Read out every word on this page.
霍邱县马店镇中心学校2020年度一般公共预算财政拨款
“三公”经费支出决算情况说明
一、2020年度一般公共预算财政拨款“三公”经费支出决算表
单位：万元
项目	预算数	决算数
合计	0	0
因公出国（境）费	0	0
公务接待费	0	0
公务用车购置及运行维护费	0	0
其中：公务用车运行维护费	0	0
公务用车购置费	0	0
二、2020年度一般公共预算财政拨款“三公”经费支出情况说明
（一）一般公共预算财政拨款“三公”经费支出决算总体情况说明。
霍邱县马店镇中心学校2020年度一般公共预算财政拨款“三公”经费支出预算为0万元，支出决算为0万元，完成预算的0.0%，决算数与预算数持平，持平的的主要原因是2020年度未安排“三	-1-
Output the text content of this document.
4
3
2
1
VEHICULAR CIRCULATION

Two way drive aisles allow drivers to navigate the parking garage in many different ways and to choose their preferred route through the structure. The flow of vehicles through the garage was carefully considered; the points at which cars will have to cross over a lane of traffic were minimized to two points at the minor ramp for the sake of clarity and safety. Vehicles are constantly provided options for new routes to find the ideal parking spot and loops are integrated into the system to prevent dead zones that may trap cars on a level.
━━━━━━
What is expected ->
Set down every record above exactly as given.

Exercise response ->
Read out every word on this page.
霍邱县马店镇中心学校2020年度一般公共预算财政拨款
“三公”经费支出决算情况说明
一、2020年度一般公共预算财政拨款“三公”经费支出决算表
单位：万元
项目	预算数	决算数
合计	0	0
因公出国（境）费	0	0
公务接待费	0	0
公务用车购置及运行维护费	0	0
其中：公务用车运行维护费	0	0
公务用车购置费	0	0
二、2020年度一般公共预算财政拨款“三公”经费支出情况说明
（一）一般公共预算财政拨款“三公”经费支出决算总体情况说明。
霍邱县马店镇中心学校2020年度一般公共预算财政拨款“三公”经费支出预算为0万元，支出决算为0万元，完成预算的0.0%，决算数与预算数持平，持平的的主要原因是2020年度未安排“三	-1-
Output the text content of this document.
4
3
2
1
VEHICULAR CIRCULATION

Two way drive aisles allow drivers to navigate the parking garage in many different ways and to choose their preferred route through the structure. The flow of vehicles through the garage was carefully considered; the points at which cars will have to cross over a lane of traffic were minimized to two points at the minor ramp for the sake of clarity and safety. Vehicles are constantly provided options for new routes to find the ideal parking spot and loops are integrated into the system to prevent dead zones that may trap cars on a level.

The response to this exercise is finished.